>> BEGIN MATERIAL

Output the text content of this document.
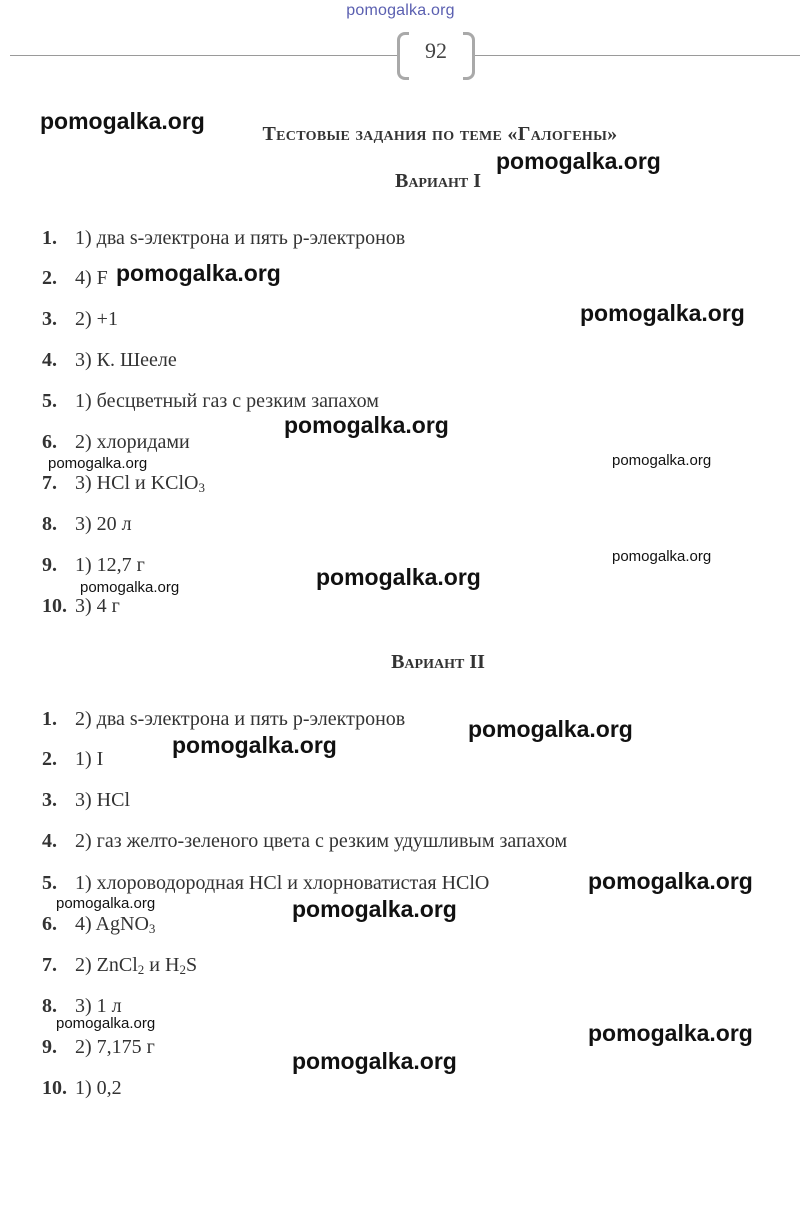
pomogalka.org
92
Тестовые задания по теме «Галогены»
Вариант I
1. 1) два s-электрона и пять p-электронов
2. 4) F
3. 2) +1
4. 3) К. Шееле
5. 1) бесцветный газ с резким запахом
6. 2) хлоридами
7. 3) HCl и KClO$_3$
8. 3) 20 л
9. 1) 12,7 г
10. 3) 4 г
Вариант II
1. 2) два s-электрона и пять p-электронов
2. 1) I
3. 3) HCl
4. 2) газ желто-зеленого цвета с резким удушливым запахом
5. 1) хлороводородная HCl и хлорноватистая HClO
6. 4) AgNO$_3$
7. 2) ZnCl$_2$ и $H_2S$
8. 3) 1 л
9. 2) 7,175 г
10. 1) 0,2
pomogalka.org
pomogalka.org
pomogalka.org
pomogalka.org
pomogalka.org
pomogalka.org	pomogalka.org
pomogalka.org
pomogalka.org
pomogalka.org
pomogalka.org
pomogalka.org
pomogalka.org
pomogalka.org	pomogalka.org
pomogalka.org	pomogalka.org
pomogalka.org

>> END MATERIAL
>> BEGIN MATERIAL

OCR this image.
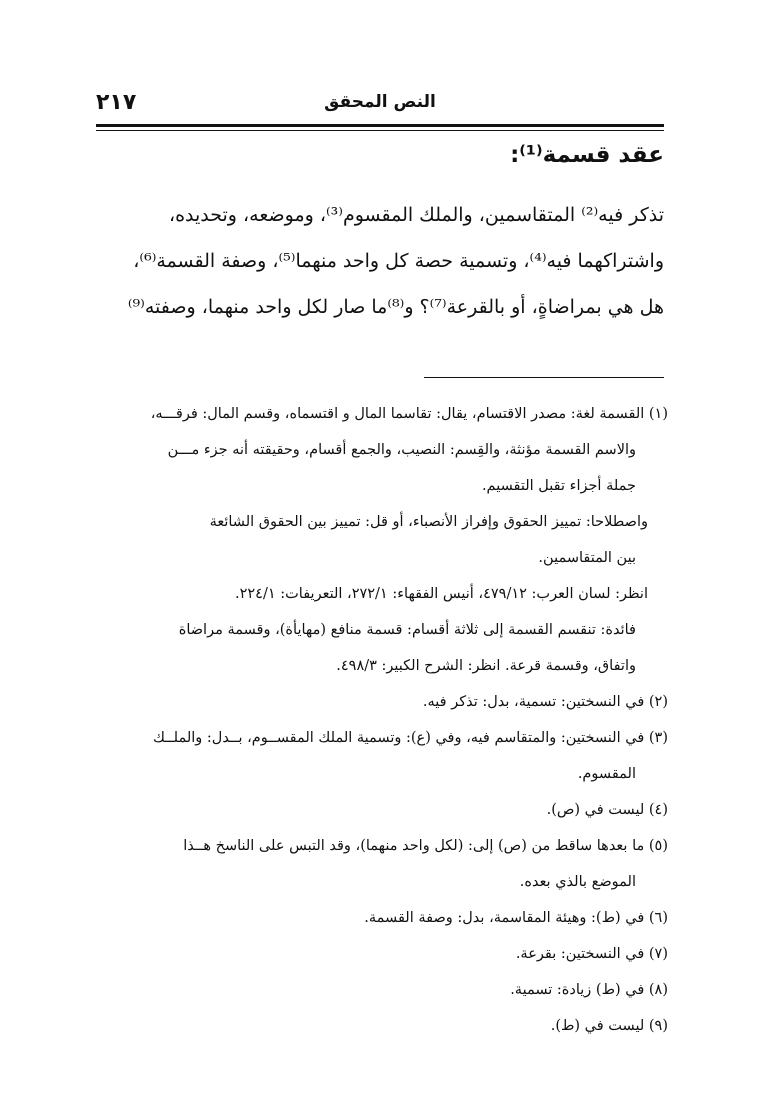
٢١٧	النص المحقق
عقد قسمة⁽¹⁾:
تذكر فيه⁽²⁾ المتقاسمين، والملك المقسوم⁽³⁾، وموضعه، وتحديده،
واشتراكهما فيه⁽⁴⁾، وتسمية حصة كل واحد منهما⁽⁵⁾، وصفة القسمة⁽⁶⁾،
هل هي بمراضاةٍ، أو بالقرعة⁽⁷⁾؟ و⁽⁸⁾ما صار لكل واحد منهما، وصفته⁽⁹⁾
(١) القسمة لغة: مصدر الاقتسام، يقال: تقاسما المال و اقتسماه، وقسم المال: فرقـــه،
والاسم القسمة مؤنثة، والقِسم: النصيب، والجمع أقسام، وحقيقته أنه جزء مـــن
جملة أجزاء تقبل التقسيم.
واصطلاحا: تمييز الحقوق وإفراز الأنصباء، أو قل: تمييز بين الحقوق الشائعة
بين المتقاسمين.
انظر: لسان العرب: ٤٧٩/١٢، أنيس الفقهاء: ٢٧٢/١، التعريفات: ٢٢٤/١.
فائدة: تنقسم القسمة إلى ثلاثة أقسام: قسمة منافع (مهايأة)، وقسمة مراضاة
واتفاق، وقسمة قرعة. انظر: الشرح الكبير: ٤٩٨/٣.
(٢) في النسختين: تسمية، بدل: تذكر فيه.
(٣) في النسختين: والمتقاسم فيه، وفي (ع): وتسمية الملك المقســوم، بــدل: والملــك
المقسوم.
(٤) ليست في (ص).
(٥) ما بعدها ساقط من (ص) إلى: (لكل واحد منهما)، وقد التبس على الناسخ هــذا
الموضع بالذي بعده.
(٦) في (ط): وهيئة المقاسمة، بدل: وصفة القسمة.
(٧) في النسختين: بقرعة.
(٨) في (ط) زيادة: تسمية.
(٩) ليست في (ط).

>> END MATERIAL

▶ **EXERCISE**:
Copy all lines from the data that hold the word "المتقاسمين".

▶ **RESPONSE BELOW**:
تذكر فيه⁽²⁾ المتقاسمين، والملك المقسوم⁽³⁾، وموضعه، وتحديده،
بين المتقاسمين.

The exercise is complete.